[START]

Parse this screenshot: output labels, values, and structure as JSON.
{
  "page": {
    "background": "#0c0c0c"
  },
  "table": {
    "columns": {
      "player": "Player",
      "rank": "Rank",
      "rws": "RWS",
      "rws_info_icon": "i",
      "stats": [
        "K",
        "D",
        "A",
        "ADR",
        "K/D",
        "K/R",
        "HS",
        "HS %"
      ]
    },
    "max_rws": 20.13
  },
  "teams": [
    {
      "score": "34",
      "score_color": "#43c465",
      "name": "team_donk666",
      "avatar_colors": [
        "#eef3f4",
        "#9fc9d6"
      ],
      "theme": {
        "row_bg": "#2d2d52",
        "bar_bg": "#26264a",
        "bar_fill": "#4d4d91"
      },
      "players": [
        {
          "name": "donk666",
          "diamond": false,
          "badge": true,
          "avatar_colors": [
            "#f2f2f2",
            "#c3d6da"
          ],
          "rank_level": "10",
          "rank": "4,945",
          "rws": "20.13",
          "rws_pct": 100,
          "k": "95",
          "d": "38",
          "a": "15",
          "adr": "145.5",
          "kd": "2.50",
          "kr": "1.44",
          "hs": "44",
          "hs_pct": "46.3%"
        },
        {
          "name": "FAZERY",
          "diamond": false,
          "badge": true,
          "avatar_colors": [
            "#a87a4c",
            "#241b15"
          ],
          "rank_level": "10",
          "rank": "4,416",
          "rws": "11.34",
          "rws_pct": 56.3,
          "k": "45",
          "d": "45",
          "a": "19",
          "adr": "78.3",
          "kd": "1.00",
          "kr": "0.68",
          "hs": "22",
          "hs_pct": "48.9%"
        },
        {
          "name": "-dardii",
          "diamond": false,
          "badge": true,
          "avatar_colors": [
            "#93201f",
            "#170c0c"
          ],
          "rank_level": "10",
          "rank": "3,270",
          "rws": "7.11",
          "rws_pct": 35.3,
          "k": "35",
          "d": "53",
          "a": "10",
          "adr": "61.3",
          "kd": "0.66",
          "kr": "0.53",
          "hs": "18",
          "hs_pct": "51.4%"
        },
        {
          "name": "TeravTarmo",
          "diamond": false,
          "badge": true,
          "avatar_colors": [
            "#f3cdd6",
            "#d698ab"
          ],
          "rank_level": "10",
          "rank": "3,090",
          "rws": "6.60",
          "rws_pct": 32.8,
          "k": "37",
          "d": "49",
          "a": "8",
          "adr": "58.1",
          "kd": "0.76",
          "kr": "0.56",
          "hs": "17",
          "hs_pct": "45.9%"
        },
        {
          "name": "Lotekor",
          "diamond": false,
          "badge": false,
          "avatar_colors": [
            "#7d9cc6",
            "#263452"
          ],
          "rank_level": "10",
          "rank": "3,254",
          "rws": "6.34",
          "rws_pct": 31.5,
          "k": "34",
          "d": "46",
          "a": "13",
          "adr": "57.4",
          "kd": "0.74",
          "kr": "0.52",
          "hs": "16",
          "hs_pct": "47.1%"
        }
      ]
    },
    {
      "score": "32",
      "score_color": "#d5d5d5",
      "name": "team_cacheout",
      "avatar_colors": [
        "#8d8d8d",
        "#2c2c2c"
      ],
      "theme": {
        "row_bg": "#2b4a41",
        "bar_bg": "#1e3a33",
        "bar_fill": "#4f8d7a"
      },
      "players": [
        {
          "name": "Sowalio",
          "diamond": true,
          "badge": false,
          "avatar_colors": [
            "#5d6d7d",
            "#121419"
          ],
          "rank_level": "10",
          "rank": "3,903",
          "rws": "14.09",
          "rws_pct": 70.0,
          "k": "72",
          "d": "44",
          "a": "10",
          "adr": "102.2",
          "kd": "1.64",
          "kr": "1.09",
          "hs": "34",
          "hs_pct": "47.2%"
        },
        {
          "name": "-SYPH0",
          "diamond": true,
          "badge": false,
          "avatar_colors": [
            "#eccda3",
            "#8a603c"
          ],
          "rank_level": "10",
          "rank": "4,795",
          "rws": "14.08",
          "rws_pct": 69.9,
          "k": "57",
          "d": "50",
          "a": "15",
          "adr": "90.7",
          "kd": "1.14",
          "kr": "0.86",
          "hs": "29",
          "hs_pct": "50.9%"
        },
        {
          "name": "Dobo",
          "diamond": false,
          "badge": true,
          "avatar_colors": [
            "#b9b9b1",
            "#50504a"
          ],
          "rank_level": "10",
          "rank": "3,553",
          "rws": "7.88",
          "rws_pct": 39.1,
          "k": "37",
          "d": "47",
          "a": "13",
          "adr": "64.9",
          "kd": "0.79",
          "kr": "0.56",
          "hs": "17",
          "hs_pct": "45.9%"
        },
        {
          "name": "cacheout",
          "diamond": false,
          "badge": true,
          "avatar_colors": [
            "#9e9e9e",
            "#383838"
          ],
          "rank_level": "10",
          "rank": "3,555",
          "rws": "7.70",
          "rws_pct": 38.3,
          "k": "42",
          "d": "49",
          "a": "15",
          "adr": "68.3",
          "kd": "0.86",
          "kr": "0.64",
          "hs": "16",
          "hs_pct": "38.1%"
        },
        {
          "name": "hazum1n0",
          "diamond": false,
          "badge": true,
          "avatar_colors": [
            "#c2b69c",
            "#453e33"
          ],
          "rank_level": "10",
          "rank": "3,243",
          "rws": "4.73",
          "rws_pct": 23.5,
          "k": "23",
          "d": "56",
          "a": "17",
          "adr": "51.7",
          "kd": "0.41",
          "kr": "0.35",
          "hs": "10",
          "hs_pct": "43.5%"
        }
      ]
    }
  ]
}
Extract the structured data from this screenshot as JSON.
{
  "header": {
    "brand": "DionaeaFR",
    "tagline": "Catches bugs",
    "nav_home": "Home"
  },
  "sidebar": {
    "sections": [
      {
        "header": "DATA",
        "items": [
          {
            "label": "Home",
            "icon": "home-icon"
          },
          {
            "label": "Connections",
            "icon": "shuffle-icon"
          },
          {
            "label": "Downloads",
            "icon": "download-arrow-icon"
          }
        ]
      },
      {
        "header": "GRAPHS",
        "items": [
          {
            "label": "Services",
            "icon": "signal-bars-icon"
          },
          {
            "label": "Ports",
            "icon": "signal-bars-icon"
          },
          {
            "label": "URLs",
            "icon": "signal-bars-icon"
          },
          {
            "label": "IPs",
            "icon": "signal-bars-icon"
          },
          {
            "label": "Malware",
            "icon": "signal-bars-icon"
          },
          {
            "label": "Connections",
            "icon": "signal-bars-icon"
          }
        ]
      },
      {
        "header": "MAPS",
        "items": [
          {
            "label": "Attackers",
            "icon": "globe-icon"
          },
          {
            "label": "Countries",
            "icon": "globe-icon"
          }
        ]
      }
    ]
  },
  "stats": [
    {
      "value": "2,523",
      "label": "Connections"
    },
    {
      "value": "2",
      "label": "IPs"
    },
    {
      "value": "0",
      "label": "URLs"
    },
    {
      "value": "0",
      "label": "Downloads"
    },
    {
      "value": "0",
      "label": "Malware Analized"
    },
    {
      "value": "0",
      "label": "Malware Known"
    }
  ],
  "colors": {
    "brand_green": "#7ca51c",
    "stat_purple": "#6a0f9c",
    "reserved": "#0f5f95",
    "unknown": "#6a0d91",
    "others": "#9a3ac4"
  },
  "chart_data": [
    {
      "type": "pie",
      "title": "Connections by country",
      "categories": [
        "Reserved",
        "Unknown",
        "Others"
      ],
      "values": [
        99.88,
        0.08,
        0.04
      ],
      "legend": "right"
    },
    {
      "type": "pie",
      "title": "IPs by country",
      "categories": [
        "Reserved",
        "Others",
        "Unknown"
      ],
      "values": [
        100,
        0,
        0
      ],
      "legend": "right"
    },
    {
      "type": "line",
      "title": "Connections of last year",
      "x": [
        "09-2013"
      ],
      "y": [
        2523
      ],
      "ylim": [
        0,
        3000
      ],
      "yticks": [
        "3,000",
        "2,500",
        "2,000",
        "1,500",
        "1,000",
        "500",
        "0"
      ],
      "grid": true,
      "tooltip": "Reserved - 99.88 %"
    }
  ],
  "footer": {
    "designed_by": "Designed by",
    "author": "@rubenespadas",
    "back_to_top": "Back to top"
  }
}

[END]

# JOB
How many lines of the listing include the string "title"? Answer with the number alone.

# SOLUTION FOR THIS EXERCISE
3